**THE REQUEST:**
Repeat the data word for word. Do not include the pictures.

(Data records)

┌──

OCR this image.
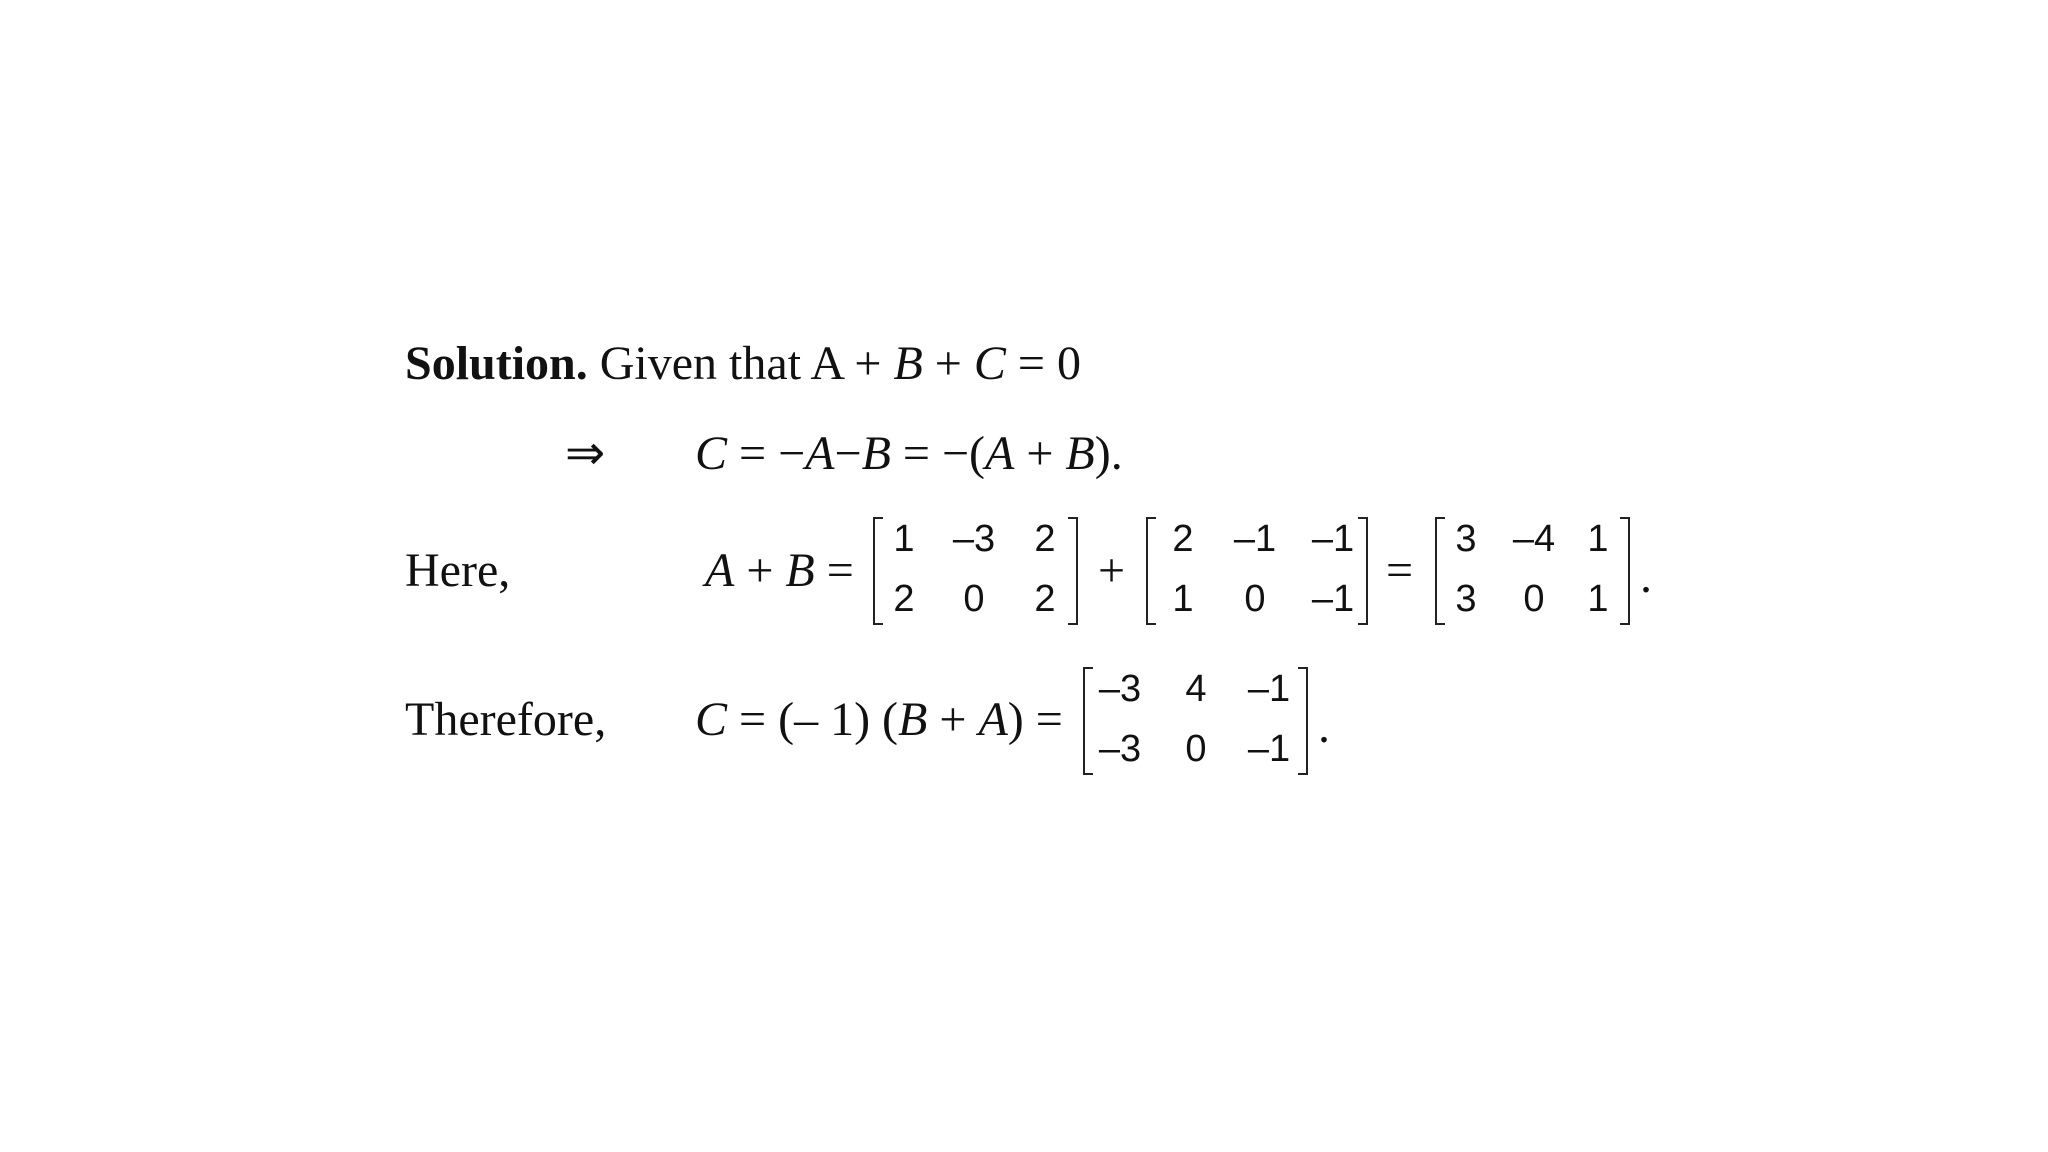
Solution. Given that A + B + C = 0
⇒ C = −A−B = −(A + B).
Here,	A + B =
1	–3	2
2	0	2
+
2	–1 –1
1	0	–1
=
3 –4 1
3	0	1 .
Therefore, C = (– 1) (B + A) =
–3	4	–1
–3	0	–1 .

└──

**RESULT OF THIS TASK:**
OCR this image.
Solution. Given that A + B + C = 0
⇒ C = −A−B = −(A + B).
Here,	A + B =
1	–3	2
2	0	2
+
2	–1 –1
1	0	–1
=
3 –4 1
3	0	1 .
Therefore, C = (– 1) (B + A) =
–3	4	–1
–3	0	–1 .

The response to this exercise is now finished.